## TASK PROMPT
The answer must be the full listing, reproduced without any change.

## MATERIAL SHOWN

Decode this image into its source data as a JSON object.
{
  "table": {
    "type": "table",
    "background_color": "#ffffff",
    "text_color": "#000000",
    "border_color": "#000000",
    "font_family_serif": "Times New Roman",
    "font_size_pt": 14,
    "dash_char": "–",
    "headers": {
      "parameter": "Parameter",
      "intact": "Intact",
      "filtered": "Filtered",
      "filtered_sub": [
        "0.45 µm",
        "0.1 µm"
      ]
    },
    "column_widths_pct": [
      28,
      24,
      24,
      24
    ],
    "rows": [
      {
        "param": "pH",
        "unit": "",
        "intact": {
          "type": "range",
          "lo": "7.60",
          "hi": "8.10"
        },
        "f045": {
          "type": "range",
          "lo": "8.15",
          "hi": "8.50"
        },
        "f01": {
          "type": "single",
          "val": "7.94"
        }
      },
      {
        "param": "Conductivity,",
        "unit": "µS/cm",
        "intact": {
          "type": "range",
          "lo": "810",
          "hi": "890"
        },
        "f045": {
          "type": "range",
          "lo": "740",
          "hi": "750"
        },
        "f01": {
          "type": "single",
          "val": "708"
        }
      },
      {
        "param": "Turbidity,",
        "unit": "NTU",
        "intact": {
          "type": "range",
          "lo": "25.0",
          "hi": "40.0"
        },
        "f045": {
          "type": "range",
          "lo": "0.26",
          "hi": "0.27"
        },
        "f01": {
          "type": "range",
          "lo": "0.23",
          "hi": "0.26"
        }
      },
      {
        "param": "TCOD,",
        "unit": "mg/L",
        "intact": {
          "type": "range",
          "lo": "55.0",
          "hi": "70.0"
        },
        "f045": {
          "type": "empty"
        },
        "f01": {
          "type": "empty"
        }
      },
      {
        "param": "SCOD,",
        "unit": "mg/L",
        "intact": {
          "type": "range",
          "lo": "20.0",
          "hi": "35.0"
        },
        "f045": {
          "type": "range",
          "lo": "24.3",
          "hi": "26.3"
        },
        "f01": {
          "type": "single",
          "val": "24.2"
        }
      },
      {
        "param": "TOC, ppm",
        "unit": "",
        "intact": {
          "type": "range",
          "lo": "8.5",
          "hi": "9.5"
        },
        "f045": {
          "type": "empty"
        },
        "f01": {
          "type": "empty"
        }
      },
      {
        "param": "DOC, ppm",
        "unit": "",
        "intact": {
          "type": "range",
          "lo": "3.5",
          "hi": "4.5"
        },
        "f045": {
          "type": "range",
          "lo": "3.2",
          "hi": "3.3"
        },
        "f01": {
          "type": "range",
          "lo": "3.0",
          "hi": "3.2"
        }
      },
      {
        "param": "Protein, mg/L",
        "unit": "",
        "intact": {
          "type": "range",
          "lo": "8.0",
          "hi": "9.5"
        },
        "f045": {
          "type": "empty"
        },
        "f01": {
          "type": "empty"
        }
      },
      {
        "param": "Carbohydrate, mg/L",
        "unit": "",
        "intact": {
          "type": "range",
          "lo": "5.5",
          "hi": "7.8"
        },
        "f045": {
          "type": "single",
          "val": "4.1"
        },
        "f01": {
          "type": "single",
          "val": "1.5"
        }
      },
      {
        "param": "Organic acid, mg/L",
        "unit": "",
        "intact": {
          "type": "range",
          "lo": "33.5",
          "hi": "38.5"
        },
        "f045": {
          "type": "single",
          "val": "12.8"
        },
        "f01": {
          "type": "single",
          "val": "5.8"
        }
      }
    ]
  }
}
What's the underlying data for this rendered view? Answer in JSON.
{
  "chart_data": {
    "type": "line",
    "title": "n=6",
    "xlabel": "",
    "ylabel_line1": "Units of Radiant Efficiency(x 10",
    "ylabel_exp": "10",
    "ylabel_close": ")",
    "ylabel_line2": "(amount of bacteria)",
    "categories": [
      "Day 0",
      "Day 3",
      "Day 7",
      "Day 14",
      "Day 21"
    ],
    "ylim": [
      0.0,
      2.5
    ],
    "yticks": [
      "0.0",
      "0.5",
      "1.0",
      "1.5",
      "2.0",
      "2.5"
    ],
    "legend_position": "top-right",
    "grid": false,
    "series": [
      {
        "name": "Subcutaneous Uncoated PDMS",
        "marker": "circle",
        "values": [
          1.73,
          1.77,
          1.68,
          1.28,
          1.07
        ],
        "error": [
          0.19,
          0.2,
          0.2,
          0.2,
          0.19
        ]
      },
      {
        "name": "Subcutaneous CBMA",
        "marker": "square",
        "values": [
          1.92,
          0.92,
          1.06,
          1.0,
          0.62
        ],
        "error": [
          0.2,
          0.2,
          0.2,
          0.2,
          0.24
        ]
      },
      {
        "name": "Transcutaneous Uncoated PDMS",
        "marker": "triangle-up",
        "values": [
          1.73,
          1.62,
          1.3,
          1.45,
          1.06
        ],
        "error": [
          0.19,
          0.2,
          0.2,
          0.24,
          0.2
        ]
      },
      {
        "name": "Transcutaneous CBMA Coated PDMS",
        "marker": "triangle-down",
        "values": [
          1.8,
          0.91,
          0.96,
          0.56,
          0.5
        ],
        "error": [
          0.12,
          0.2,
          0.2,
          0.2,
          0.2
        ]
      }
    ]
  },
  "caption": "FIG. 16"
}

## SOLUTION TO THIS TASK
Decode this image into its source data as a JSON object.
{
  "table": {
    "type": "table",
    "background_color": "#ffffff",
    "text_color": "#000000",
    "border_color": "#000000",
    "font_family_serif": "Times New Roman",
    "font_size_pt": 14,
    "dash_char": "–",
    "headers": {
      "parameter": "Parameter",
      "intact": "Intact",
      "filtered": "Filtered",
      "filtered_sub": [
        "0.45 µm",
        "0.1 µm"
      ]
    },
    "column_widths_pct": [
      28,
      24,
      24,
      24
    ],
    "rows": [
      {
        "param": "pH",
        "unit": "",
        "intact": {
          "type": "range",
          "lo": "7.60",
          "hi": "8.10"
        },
        "f045": {
          "type": "range",
          "lo": "8.15",
          "hi": "8.50"
        },
        "f01": {
          "type": "single",
          "val": "7.94"
        }
      },
      {
        "param": "Conductivity,",
        "unit": "µS/cm",
        "intact": {
          "type": "range",
          "lo": "810",
          "hi": "890"
        },
        "f045": {
          "type": "range",
          "lo": "740",
          "hi": "750"
        },
        "f01": {
          "type": "single",
          "val": "708"
        }
      },
      {
        "param": "Turbidity,",
        "unit": "NTU",
        "intact": {
          "type": "range",
          "lo": "25.0",
          "hi": "40.0"
        },
        "f045": {
          "type": "range",
          "lo": "0.26",
          "hi": "0.27"
        },
        "f01": {
          "type": "range",
          "lo": "0.23",
          "hi": "0.26"
        }
      },
      {
        "param": "TCOD,",
        "unit": "mg/L",
        "intact": {
          "type": "range",
          "lo": "55.0",
          "hi": "70.0"
        },
        "f045": {
          "type": "empty"
        },
        "f01": {
          "type": "empty"
        }
      },
      {
        "param": "SCOD,",
        "unit": "mg/L",
        "intact": {
          "type": "range",
          "lo": "20.0",
          "hi": "35.0"
        },
        "f045": {
          "type": "range",
          "lo": "24.3",
          "hi": "26.3"
        },
        "f01": {
          "type": "single",
          "val": "24.2"
        }
      },
      {
        "param": "TOC, ppm",
        "unit": "",
        "intact": {
          "type": "range",
          "lo": "8.5",
          "hi": "9.5"
        },
        "f045": {
          "type": "empty"
        },
        "f01": {
          "type": "empty"
        }
      },
      {
        "param": "DOC, ppm",
        "unit": "",
        "intact": {
          "type": "range",
          "lo": "3.5",
          "hi": "4.5"
        },
        "f045": {
          "type": "range",
          "lo": "3.2",
          "hi": "3.3"
        },
        "f01": {
          "type": "range",
          "lo": "3.0",
          "hi": "3.2"
        }
      },
      {
        "param": "Protein, mg/L",
        "unit": "",
        "intact": {
          "type": "range",
          "lo": "8.0",
          "hi": "9.5"
        },
        "f045": {
          "type": "empty"
        },
        "f01": {
          "type": "empty"
        }
      },
      {
        "param": "Carbohydrate, mg/L",
        "unit": "",
        "intact": {
          "type": "range",
          "lo": "5.5",
          "hi": "7.8"
        },
        "f045": {
          "type": "single",
          "val": "4.1"
        },
        "f01": {
          "type": "single",
          "val": "1.5"
        }
      },
      {
        "param": "Organic acid, mg/L",
        "unit": "",
        "intact": {
          "type": "range",
          "lo": "33.5",
          "hi": "38.5"
        },
        "f045": {
          "type": "single",
          "val": "12.8"
        },
        "f01": {
          "type": "single",
          "val": "5.8"
        }
      }
    ]
  }
}
What's the underlying data for this rendered view? Answer in JSON.
{
  "chart_data": {
    "type": "line",
    "title": "n=6",
    "xlabel": "",
    "ylabel_line1": "Units of Radiant Efficiency(x 10",
    "ylabel_exp": "10",
    "ylabel_close": ")",
    "ylabel_line2": "(amount of bacteria)",
    "categories": [
      "Day 0",
      "Day 3",
      "Day 7",
      "Day 14",
      "Day 21"
    ],
    "ylim": [
      0.0,
      2.5
    ],
    "yticks": [
      "0.0",
      "0.5",
      "1.0",
      "1.5",
      "2.0",
      "2.5"
    ],
    "legend_position": "top-right",
    "grid": false,
    "series": [
      {
        "name": "Subcutaneous Uncoated PDMS",
        "marker": "circle",
        "values": [
          1.73,
          1.77,
          1.68,
          1.28,
          1.07
        ],
        "error": [
          0.19,
          0.2,
          0.2,
          0.2,
          0.19
        ]
      },
      {
        "name": "Subcutaneous CBMA",
        "marker": "square",
        "values": [
          1.92,
          0.92,
          1.06,
          1.0,
          0.62
        ],
        "error": [
          0.2,
          0.2,
          0.2,
          0.2,
          0.24
        ]
      },
      {
        "name": "Transcutaneous Uncoated PDMS",
        "marker": "triangle-up",
        "values": [
          1.73,
          1.62,
          1.3,
          1.45,
          1.06
        ],
        "error": [
          0.19,
          0.2,
          0.2,
          0.24,
          0.2
        ]
      },
      {
        "name": "Transcutaneous CBMA Coated PDMS",
        "marker": "triangle-down",
        "values": [
          1.8,
          0.91,
          0.96,
          0.56,
          0.5
        ],
        "error": [
          0.12,
          0.2,
          0.2,
          0.2,
          0.2
        ]
      }
    ]
  },
  "caption": "FIG. 16"
}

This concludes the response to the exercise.